Visual layout records:
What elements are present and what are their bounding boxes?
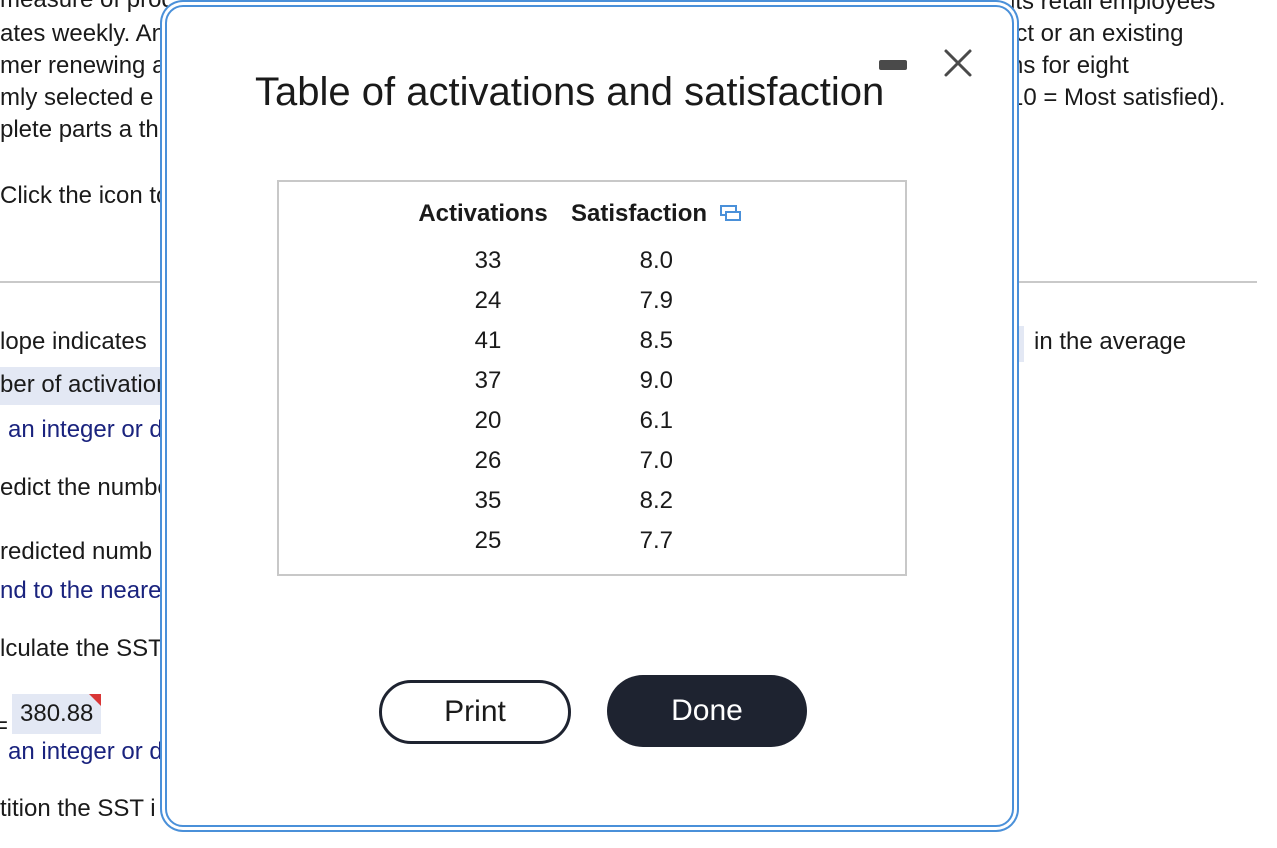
table-header-row: Activations Satisfaction bbox=[415, 200, 752, 241]
table-row: 24 7.9 bbox=[415, 281, 752, 321]
bg-text: ates weekly. An bbox=[0, 20, 165, 47]
activations-cell: 33 bbox=[474, 246, 502, 274]
column-header-satisfaction: Satisfaction bbox=[561, 200, 752, 241]
print-button[interactable]: Print bbox=[379, 680, 571, 744]
sst-answer-value: 380.88 bbox=[20, 700, 94, 727]
table-row: 35 8.2 bbox=[415, 481, 752, 521]
satisfaction-cell: 8.0 bbox=[639, 246, 674, 274]
close-icon[interactable] bbox=[940, 45, 976, 81]
satisfaction-cell: 7.9 bbox=[639, 286, 674, 314]
data-table-panel: Activations Satisfaction 33 8.0 24 7.9 4… bbox=[277, 180, 907, 576]
bg-text: ict or an existing bbox=[1012, 20, 1184, 47]
activations-cell: 26 bbox=[474, 446, 502, 474]
background-question-left: measure of productivity. ates weekly. An… bbox=[0, 0, 168, 848]
satisfaction-cell: 6.1 bbox=[639, 406, 674, 434]
satisfaction-cell: 7.0 bbox=[639, 446, 674, 474]
activations-cell: 41 bbox=[474, 326, 502, 354]
satisfaction-cell: 8.2 bbox=[639, 486, 674, 514]
table-row: 37 9.0 bbox=[415, 361, 752, 401]
data-table: Activations Satisfaction 33 8.0 24 7.9 4… bbox=[415, 200, 752, 561]
bg-text: mly selected e bbox=[0, 84, 154, 111]
satisfaction-cell: 8.5 bbox=[639, 326, 674, 354]
bg-text: mer renewing a bbox=[0, 52, 166, 79]
bg-text: measure of productivity. bbox=[0, 0, 168, 12]
flag-icon bbox=[89, 694, 102, 706]
column-header-label: Satisfaction bbox=[571, 200, 708, 227]
bg-text: Click the icon to bbox=[0, 182, 168, 209]
table-row: 20 6.1 bbox=[415, 401, 752, 441]
activations-cell: 25 bbox=[474, 526, 502, 554]
bg-text: an integer or d bbox=[8, 738, 163, 765]
bg-text: lculate the SST bbox=[0, 635, 163, 662]
copy-icon[interactable] bbox=[719, 201, 742, 229]
activations-cell: 35 bbox=[474, 486, 502, 514]
divider bbox=[1012, 281, 1257, 283]
bg-text: 10 = Most satisfied). bbox=[1012, 84, 1226, 111]
bg-text: tition the SST i bbox=[0, 795, 156, 822]
done-button[interactable]: Done bbox=[607, 675, 807, 747]
minimize-icon[interactable] bbox=[879, 60, 907, 70]
bg-text: its retail employees bbox=[1012, 0, 1216, 15]
bg-text: ber of activation bbox=[0, 367, 168, 405]
bg-text: edict the numbe bbox=[0, 474, 168, 501]
data-table-dialog: Table of activations and satisfaction Ac… bbox=[165, 5, 1014, 827]
column-header-activations: Activations bbox=[418, 200, 548, 228]
bg-text: plete parts a thr bbox=[0, 116, 167, 143]
table-row: 26 7.0 bbox=[415, 441, 752, 481]
bg-text: in the average bbox=[1034, 328, 1187, 355]
dialog-title: Table of activations and satisfaction bbox=[255, 70, 885, 114]
bg-text: nd to the neare bbox=[0, 577, 162, 604]
divider bbox=[0, 281, 168, 283]
bg-text: ns for eight bbox=[1012, 52, 1129, 79]
table-row: 25 7.7 bbox=[415, 521, 752, 561]
table-row: 41 8.5 bbox=[415, 321, 752, 361]
activations-cell: 37 bbox=[474, 366, 502, 394]
bg-text: redicted numb bbox=[0, 538, 153, 565]
bg-text: an integer or d bbox=[8, 416, 163, 443]
bg-text: lope indicates bbox=[0, 328, 147, 355]
sst-answer-field[interactable]: 380.88 bbox=[12, 694, 102, 734]
activations-cell: 24 bbox=[474, 286, 502, 314]
satisfaction-cell: 9.0 bbox=[639, 366, 674, 394]
background-question-right: its retail employees ict or an existing … bbox=[1012, 0, 1277, 848]
activations-cell: 20 bbox=[474, 406, 502, 434]
table-row: 33 8.0 bbox=[415, 241, 752, 281]
equals-sign: = bbox=[0, 712, 9, 739]
satisfaction-cell: 7.7 bbox=[639, 526, 674, 554]
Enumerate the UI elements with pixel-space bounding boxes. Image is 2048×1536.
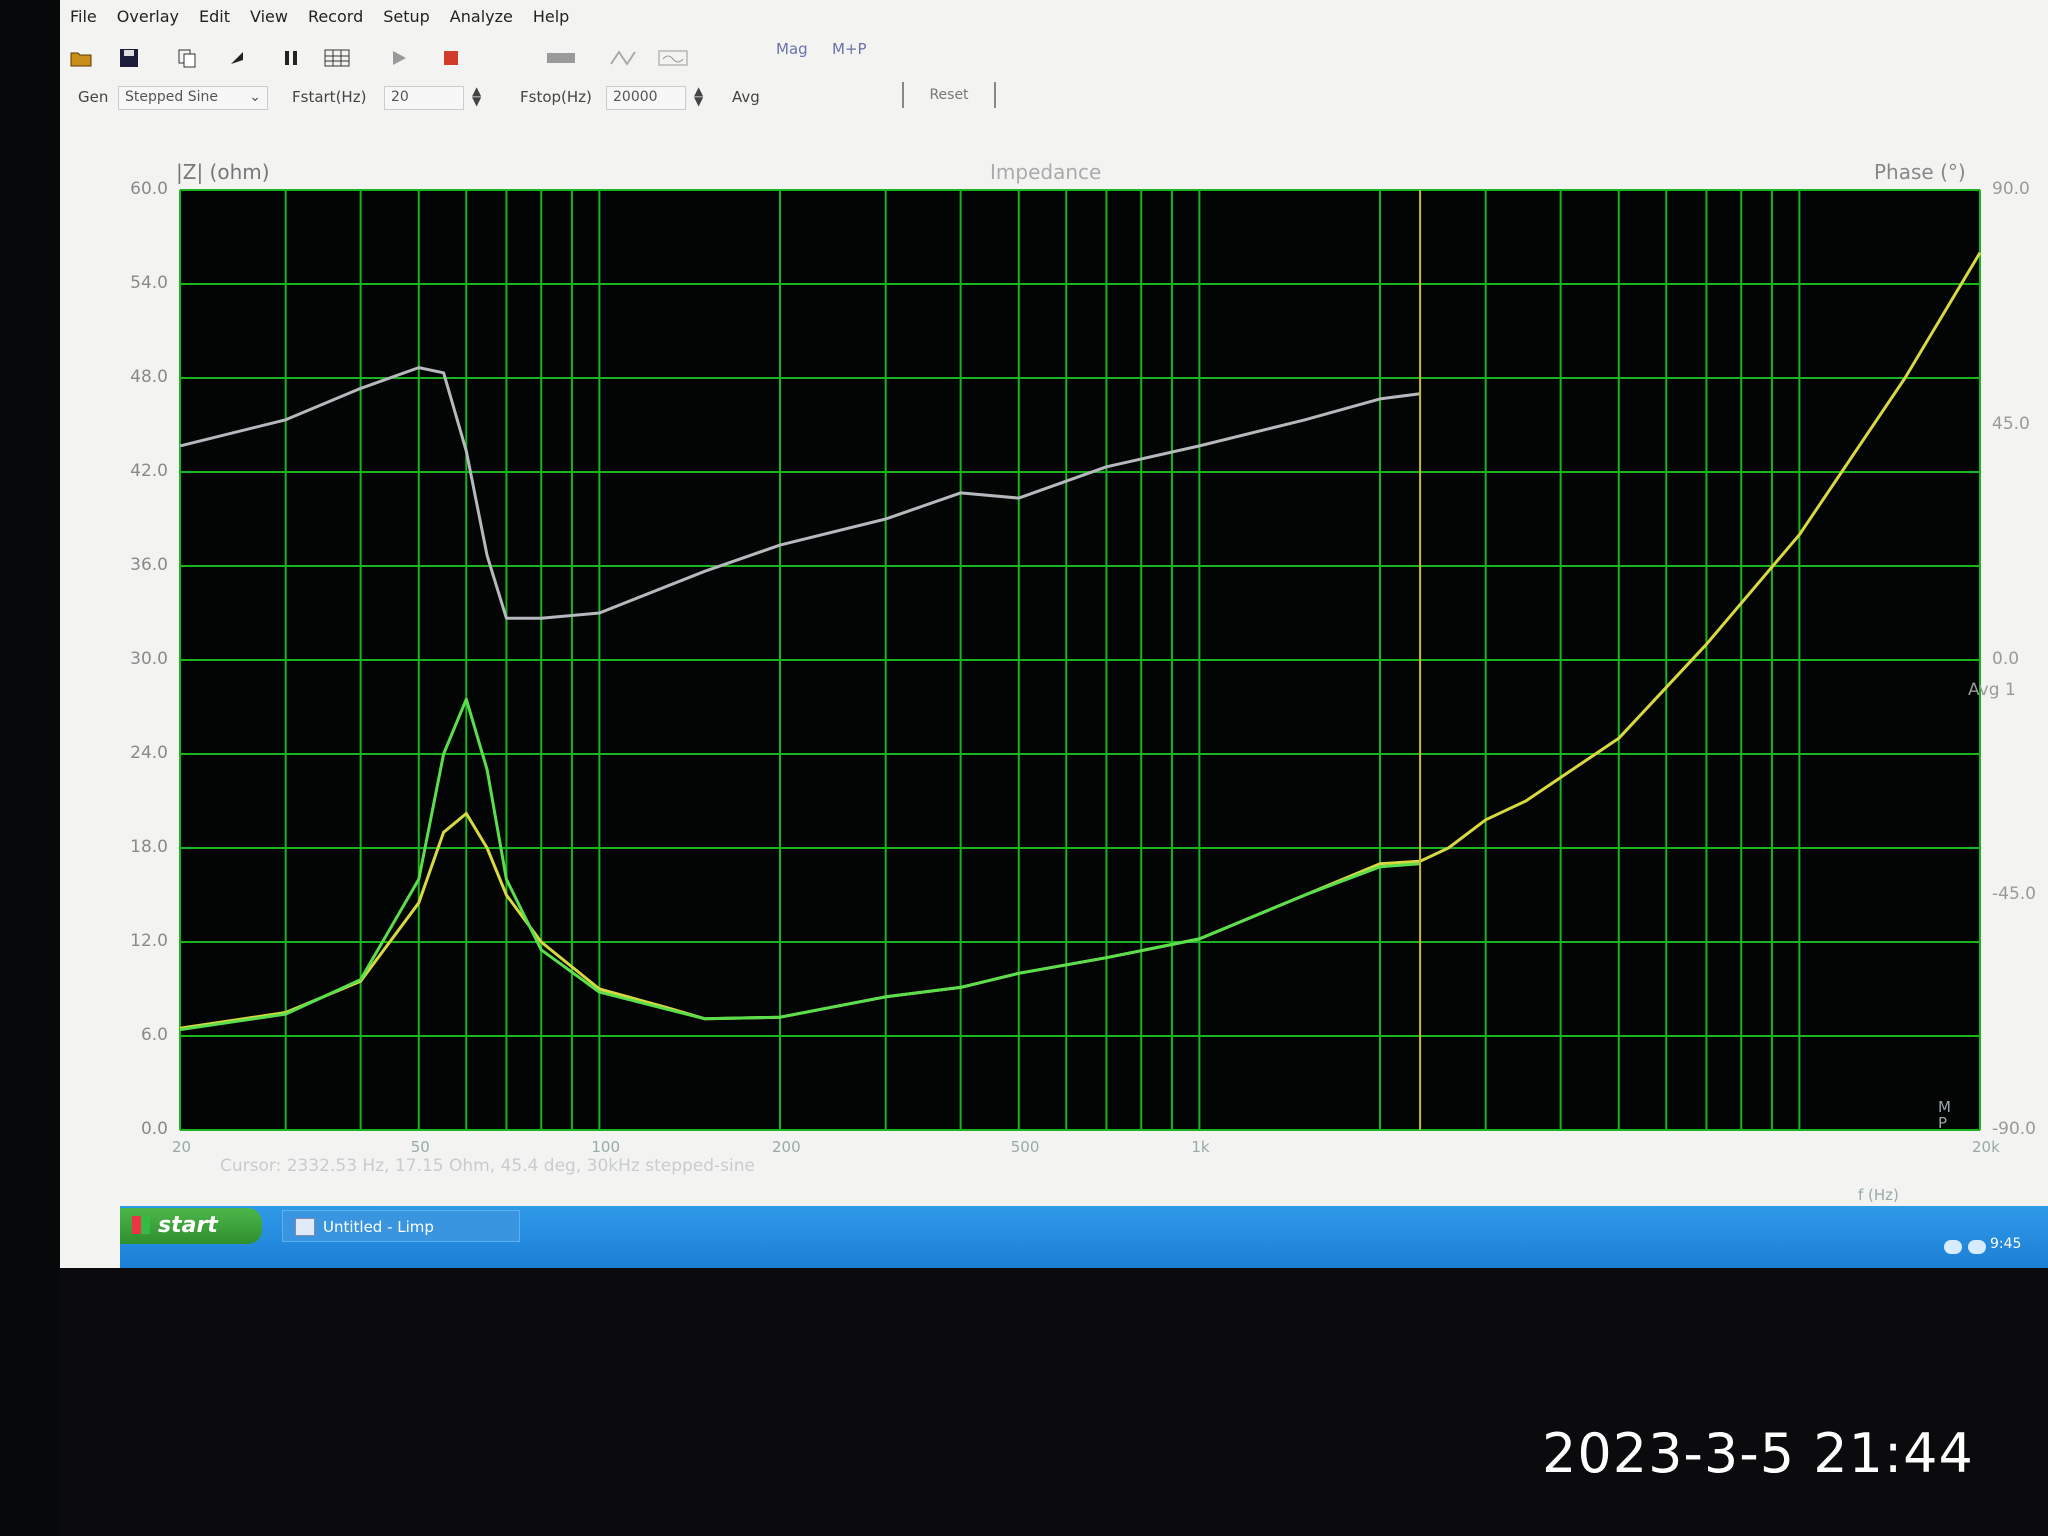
monitor-bezel (0, 0, 60, 1536)
y-tick-label: 36.0 (130, 555, 168, 575)
x-axis-unit: f (Hz) (1858, 1186, 1899, 1204)
photo-timestamp: 2023-3-5 21:44 (1542, 1422, 1974, 1485)
x-tick-label: 100 (591, 1138, 621, 1156)
phase-tick-label: 45.0 (1992, 414, 2030, 434)
network-tray-icon[interactable] (1944, 1240, 1962, 1254)
y-tick-label: 24.0 (130, 743, 168, 763)
windows-logo-icon (132, 1216, 150, 1234)
phase-tick-label: -45.0 (1992, 884, 2036, 904)
avg-readout: Avg 1 (1968, 680, 2016, 700)
app-window: File Overlay Edit View Record Setup Anal… (60, 0, 2048, 1268)
y-axis-title: |Z| (ohm) (176, 160, 270, 184)
phase-tick-label: 0.0 (1992, 649, 2020, 669)
x-tick-label: 1k (1191, 1138, 1210, 1156)
p-label: P (1938, 1114, 1948, 1132)
y-tick-label: 48.0 (130, 367, 168, 387)
phase-tick-label: 90.0 (1992, 179, 2030, 199)
x-tick-label: 200 (772, 1138, 801, 1156)
phase-tick-label: -90.0 (1992, 1119, 2036, 1139)
chart-title: Impedance (990, 160, 1102, 184)
taskbar-app-button[interactable]: Untitled - Limp (282, 1210, 520, 1242)
volume-tray-icon[interactable] (1968, 1240, 1986, 1254)
system-clock: 9:45 (1990, 1236, 2022, 1252)
y-tick-label: 30.0 (130, 649, 168, 669)
y-tick-label: 0.0 (140, 1119, 168, 1139)
y-tick-label: 12.0 (130, 931, 168, 951)
x-tick-label: 20k (1972, 1138, 2000, 1156)
x-tick-label: 500 (1010, 1138, 1040, 1156)
app-window-icon (295, 1218, 315, 1236)
y-tick-label: 42.0 (130, 461, 168, 481)
phase-axis-title: Phase (°) (1874, 160, 1966, 184)
y-tick-label: 54.0 (130, 273, 168, 293)
impedance-chart[interactable] (60, 0, 2048, 1268)
y-tick-label: 6.0 (140, 1025, 168, 1045)
y-tick-label: 18.0 (130, 837, 168, 857)
x-tick-label: 20 (172, 1138, 192, 1156)
cursor-readout: Cursor: 2332.53 Hz, 17.15 Ohm, 45.4 deg,… (220, 1156, 755, 1176)
y-tick-label: 60.0 (130, 179, 168, 199)
x-tick-label: 50 (410, 1138, 430, 1156)
start-button[interactable]: start (120, 1208, 262, 1244)
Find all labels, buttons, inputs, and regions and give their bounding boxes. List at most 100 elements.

THE REQUEST:
Please reproduce the records above with each "bg-text" swapped for "background-text" and nothing else changed. Leave the pictures out of your answer.

FINAL RESULT:
What elements are present and what are their bounding boxes?
table-header-row: Activations Satisfaction bbox=[415, 200, 752, 241]
table-row: 24 7.9 bbox=[415, 281, 752, 321]
background-text: ates weekly. An bbox=[0, 20, 165, 47]
activations-cell: 33 bbox=[474, 246, 502, 274]
column-header-satisfaction: Satisfaction bbox=[561, 200, 752, 241]
print-button[interactable]: Print bbox=[379, 680, 571, 744]
sst-answer-value: 380.88 bbox=[20, 700, 94, 727]
table-row: 35 8.2 bbox=[415, 481, 752, 521]
satisfaction-cell: 8.0 bbox=[639, 246, 674, 274]
close-icon[interactable] bbox=[940, 45, 976, 81]
satisfaction-cell: 7.9 bbox=[639, 286, 674, 314]
data-table-panel: Activations Satisfaction 33 8.0 24 7.9 4… bbox=[277, 180, 907, 576]
background-text: ict or an existing bbox=[1012, 20, 1184, 47]
activations-cell: 26 bbox=[474, 446, 502, 474]
background-question-left: measure of productivity. ates weekly. An… bbox=[0, 0, 168, 848]
satisfaction-cell: 6.1 bbox=[639, 406, 674, 434]
satisfaction-cell: 7.0 bbox=[639, 446, 674, 474]
activations-cell: 41 bbox=[474, 326, 502, 354]
satisfaction-cell: 8.2 bbox=[639, 486, 674, 514]
table-row: 37 9.0 bbox=[415, 361, 752, 401]
data-table: Activations Satisfaction 33 8.0 24 7.9 4… bbox=[415, 200, 752, 561]
background-text: mly selected e bbox=[0, 84, 154, 111]
satisfaction-cell: 8.5 bbox=[639, 326, 674, 354]
background-text: mer renewing a bbox=[0, 52, 166, 79]
background-text: measure of productivity. bbox=[0, 0, 168, 12]
flag-icon bbox=[89, 694, 102, 706]
column-header-label: Satisfaction bbox=[571, 200, 708, 227]
background-text: Click the icon to bbox=[0, 182, 168, 209]
table-row: 20 6.1 bbox=[415, 401, 752, 441]
activations-cell: 25 bbox=[474, 526, 502, 554]
background-text: an integer or d bbox=[8, 738, 163, 765]
background-text: lculate the SST bbox=[0, 635, 163, 662]
copy-icon[interactable] bbox=[719, 201, 742, 229]
activations-cell: 35 bbox=[474, 486, 502, 514]
divider bbox=[1012, 281, 1257, 283]
background-text: 10 = Most satisfied). bbox=[1012, 84, 1226, 111]
background-text: tition the SST i bbox=[0, 795, 156, 822]
done-button[interactable]: Done bbox=[607, 675, 807, 747]
minimize-icon[interactable] bbox=[879, 60, 907, 70]
background-text: its retail employees bbox=[1012, 0, 1216, 15]
background-text: ber of activation bbox=[0, 367, 168, 405]
background-text: edict the numbe bbox=[0, 474, 168, 501]
data-table-dialog: Table of activations and satisfaction Ac… bbox=[165, 5, 1014, 827]
column-header-activations: Activations bbox=[418, 200, 548, 228]
background-text: plete parts a thr bbox=[0, 116, 167, 143]
table-row: 26 7.0 bbox=[415, 441, 752, 481]
background-text: in the average bbox=[1034, 328, 1187, 355]
dialog-title: Table of activations and satisfaction bbox=[255, 70, 885, 114]
background-text: nd to the neare bbox=[0, 577, 162, 604]
divider bbox=[0, 281, 168, 283]
background-text: ns for eight bbox=[1012, 52, 1129, 79]
table-row: 25 7.7 bbox=[415, 521, 752, 561]
table-row: 41 8.5 bbox=[415, 321, 752, 361]
activations-cell: 37 bbox=[474, 366, 502, 394]
background-text: redicted numb bbox=[0, 538, 153, 565]
background-text: an integer or d bbox=[8, 416, 163, 443]
background-text: lope indicates bbox=[0, 328, 147, 355]
sst-answer-field[interactable]: 380.88 bbox=[12, 694, 102, 734]
activations-cell: 24 bbox=[474, 286, 502, 314]
satisfaction-cell: 9.0 bbox=[639, 366, 674, 394]
background-question-right: its retail employees ict or an existing … bbox=[1012, 0, 1277, 848]
activations-cell: 20 bbox=[474, 406, 502, 434]
table-row: 33 8.0 bbox=[415, 241, 752, 281]
equals-sign: = bbox=[0, 712, 9, 739]
satisfaction-cell: 7.7 bbox=[639, 526, 674, 554]
Enumerate the UI elements with pixel-space bounding boxes. Image is 2048×1536.
monitor-bezel (0, 0, 60, 1536)
y-tick-label: 36.0 (130, 555, 168, 575)
x-axis-unit: f (Hz) (1858, 1186, 1899, 1204)
photo-timestamp: 2023-3-5 21:44 (1542, 1422, 1974, 1485)
x-tick-label: 100 (591, 1138, 621, 1156)
phase-tick-label: 45.0 (1992, 414, 2030, 434)
network-tray-icon[interactable] (1944, 1240, 1962, 1254)
y-tick-label: 24.0 (130, 743, 168, 763)
windows-logo-icon (132, 1216, 150, 1234)
phase-tick-label: -45.0 (1992, 884, 2036, 904)
avg-readout: Avg 1 (1968, 680, 2016, 700)
app-window: File Overlay Edit View Record Setup Anal… (60, 0, 2048, 1268)
y-axis-title: |Z| (ohm) (176, 160, 270, 184)
phase-tick-label: 0.0 (1992, 649, 2020, 669)
x-tick-label: 1k (1191, 1138, 1210, 1156)
p-label: P (1938, 1114, 1948, 1132)
y-tick-label: 48.0 (130, 367, 168, 387)
phase-tick-label: 90.0 (1992, 179, 2030, 199)
x-tick-label: 200 (772, 1138, 801, 1156)
phase-tick-label: -90.0 (1992, 1119, 2036, 1139)
chart-title: Impedance (990, 160, 1102, 184)
taskbar-app-button[interactable]: Untitled - Limp (282, 1210, 520, 1242)
volume-tray-icon[interactable] (1968, 1240, 1986, 1254)
system-clock: 9:45 (1990, 1236, 2022, 1252)
y-tick-label: 30.0 (130, 649, 168, 669)
y-tick-label: 0.0 (140, 1119, 168, 1139)
y-tick-label: 12.0 (130, 931, 168, 951)
x-tick-label: 20k (1972, 1138, 2000, 1156)
x-tick-label: 500 (1010, 1138, 1040, 1156)
app-window-icon (295, 1218, 315, 1236)
y-tick-label: 42.0 (130, 461, 168, 481)
phase-axis-title: Phase (°) (1874, 160, 1966, 184)
y-tick-label: 54.0 (130, 273, 168, 293)
impedance-chart[interactable] (60, 0, 2048, 1268)
y-tick-label: 6.0 (140, 1025, 168, 1045)
y-tick-label: 18.0 (130, 837, 168, 857)
x-tick-label: 20 (172, 1138, 192, 1156)
cursor-readout: Cursor: 2332.53 Hz, 17.15 Ohm, 45.4 deg,… (220, 1156, 755, 1176)
y-tick-label: 60.0 (130, 179, 168, 199)
x-tick-label: 50 (410, 1138, 430, 1156)
start-button[interactable]: start (120, 1208, 262, 1244)
Find all labels, buttons, inputs, and regions and give their bounding boxes. List at most 100 elements.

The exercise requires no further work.